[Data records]
[Begin]

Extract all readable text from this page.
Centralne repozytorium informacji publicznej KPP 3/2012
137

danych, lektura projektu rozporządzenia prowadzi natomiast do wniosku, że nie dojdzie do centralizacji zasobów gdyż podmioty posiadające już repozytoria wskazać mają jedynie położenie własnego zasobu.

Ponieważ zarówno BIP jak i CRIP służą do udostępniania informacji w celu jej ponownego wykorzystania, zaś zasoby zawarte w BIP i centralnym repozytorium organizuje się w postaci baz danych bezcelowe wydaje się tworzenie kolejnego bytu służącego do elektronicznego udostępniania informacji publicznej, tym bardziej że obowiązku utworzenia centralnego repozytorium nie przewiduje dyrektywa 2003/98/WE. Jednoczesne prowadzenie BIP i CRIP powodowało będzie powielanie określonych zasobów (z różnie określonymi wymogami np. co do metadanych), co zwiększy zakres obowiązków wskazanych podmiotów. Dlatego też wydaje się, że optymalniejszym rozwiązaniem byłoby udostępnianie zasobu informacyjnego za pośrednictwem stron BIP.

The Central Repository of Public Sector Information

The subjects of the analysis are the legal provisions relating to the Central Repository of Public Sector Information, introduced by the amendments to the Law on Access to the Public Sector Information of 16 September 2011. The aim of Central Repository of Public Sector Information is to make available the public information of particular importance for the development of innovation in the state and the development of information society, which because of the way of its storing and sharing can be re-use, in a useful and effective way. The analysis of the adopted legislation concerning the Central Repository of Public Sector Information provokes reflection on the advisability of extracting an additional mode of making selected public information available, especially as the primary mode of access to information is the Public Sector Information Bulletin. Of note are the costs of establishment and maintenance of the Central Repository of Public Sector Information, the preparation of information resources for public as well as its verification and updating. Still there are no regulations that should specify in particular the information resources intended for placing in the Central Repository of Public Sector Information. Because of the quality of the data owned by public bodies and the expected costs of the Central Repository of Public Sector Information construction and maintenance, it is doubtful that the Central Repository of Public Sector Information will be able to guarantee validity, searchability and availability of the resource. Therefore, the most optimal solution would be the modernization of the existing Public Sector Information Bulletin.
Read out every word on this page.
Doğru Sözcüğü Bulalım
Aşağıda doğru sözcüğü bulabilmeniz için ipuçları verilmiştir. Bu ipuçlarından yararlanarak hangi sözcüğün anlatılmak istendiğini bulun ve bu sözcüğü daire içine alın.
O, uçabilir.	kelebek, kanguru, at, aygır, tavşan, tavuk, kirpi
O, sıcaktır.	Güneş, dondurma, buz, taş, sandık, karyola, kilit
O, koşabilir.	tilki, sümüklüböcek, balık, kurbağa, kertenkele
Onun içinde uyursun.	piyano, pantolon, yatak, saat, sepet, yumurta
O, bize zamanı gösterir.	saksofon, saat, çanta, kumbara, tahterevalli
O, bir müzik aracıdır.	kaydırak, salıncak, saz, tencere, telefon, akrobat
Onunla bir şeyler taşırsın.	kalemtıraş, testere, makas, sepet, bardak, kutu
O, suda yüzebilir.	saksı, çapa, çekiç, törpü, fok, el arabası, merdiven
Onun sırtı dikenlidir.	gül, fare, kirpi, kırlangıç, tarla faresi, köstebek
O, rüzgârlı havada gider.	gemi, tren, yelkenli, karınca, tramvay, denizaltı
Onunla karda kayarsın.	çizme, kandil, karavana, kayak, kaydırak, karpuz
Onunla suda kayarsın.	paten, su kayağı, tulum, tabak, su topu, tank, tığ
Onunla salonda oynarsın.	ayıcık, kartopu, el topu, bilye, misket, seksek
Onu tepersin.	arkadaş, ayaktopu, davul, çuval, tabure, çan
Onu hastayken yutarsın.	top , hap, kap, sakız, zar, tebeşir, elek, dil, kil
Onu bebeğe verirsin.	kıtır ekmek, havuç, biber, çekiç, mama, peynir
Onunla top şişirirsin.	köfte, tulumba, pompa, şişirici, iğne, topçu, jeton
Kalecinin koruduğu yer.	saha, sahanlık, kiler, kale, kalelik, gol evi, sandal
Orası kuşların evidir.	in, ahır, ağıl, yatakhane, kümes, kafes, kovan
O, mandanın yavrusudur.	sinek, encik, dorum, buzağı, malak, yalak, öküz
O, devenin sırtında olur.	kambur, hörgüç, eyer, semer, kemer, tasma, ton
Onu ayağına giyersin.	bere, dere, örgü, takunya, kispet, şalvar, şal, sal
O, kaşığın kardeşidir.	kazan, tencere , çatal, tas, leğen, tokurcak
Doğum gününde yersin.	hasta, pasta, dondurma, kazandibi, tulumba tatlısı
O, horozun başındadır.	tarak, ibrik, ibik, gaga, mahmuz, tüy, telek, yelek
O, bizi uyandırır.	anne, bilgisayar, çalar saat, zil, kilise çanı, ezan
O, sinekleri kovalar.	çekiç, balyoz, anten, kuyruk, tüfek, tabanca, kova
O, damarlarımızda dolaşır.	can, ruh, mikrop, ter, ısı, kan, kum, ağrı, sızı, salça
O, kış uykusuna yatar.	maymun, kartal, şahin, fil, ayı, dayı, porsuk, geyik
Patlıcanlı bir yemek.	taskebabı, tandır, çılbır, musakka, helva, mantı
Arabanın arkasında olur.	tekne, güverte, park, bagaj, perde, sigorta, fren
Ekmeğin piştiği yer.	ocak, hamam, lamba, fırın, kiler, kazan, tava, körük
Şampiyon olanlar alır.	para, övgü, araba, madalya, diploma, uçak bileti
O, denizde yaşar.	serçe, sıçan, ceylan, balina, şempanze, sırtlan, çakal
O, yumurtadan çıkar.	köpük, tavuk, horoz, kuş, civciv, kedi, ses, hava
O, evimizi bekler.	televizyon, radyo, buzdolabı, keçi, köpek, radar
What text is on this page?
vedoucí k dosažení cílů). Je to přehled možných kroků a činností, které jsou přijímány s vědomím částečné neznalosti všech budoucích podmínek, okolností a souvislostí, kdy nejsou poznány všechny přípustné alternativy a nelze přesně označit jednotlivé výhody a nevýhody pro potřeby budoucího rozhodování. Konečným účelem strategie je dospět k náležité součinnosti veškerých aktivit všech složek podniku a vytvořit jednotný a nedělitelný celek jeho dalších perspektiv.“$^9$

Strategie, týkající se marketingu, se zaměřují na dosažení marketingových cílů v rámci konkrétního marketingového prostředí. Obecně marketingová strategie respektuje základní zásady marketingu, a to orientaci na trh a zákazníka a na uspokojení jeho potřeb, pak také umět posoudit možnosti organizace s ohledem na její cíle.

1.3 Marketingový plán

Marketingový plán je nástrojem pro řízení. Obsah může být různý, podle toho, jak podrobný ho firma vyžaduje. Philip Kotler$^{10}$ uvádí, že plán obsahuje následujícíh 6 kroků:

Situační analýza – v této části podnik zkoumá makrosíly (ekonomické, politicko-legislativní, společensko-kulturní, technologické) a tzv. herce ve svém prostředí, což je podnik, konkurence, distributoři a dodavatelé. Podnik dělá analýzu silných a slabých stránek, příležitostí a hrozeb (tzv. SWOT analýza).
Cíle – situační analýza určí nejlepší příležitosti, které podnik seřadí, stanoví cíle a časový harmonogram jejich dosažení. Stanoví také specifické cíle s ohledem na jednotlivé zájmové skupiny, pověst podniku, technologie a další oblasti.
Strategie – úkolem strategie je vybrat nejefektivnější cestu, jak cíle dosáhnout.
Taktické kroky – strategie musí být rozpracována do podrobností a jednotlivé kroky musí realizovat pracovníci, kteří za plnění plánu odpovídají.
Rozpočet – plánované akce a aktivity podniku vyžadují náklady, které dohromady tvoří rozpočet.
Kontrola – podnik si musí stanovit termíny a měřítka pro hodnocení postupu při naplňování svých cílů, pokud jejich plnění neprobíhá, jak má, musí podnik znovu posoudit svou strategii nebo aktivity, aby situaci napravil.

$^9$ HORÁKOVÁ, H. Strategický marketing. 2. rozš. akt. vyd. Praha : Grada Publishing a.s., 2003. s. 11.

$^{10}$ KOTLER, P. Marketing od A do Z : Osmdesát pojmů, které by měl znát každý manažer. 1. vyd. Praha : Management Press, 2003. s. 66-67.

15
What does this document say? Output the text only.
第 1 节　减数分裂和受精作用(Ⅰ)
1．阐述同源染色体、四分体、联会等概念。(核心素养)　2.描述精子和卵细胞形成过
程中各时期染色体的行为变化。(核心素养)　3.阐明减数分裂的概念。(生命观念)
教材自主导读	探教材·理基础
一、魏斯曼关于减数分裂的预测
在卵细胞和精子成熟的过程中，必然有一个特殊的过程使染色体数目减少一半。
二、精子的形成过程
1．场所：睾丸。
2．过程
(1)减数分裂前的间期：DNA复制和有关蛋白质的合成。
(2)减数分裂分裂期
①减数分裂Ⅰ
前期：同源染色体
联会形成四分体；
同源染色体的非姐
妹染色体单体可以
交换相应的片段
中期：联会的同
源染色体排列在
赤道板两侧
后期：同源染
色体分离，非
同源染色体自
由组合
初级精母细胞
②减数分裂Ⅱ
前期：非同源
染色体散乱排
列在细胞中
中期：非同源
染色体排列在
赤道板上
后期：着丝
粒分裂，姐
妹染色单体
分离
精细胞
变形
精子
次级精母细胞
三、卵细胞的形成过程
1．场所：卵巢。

[End]

• **WHAT YOU HAVE TO DO**
Filter the entries above down to the lines containing the word "kayarsın".

• **RESPONSE TO THE TASK**
Onunla karda kayarsın.	çizme, kandil, karavana, kayak, kaydırak, karpuz
Onunla suda kayarsın.	paten, su kayağı, tulum, tabak, su topu, tank, tığ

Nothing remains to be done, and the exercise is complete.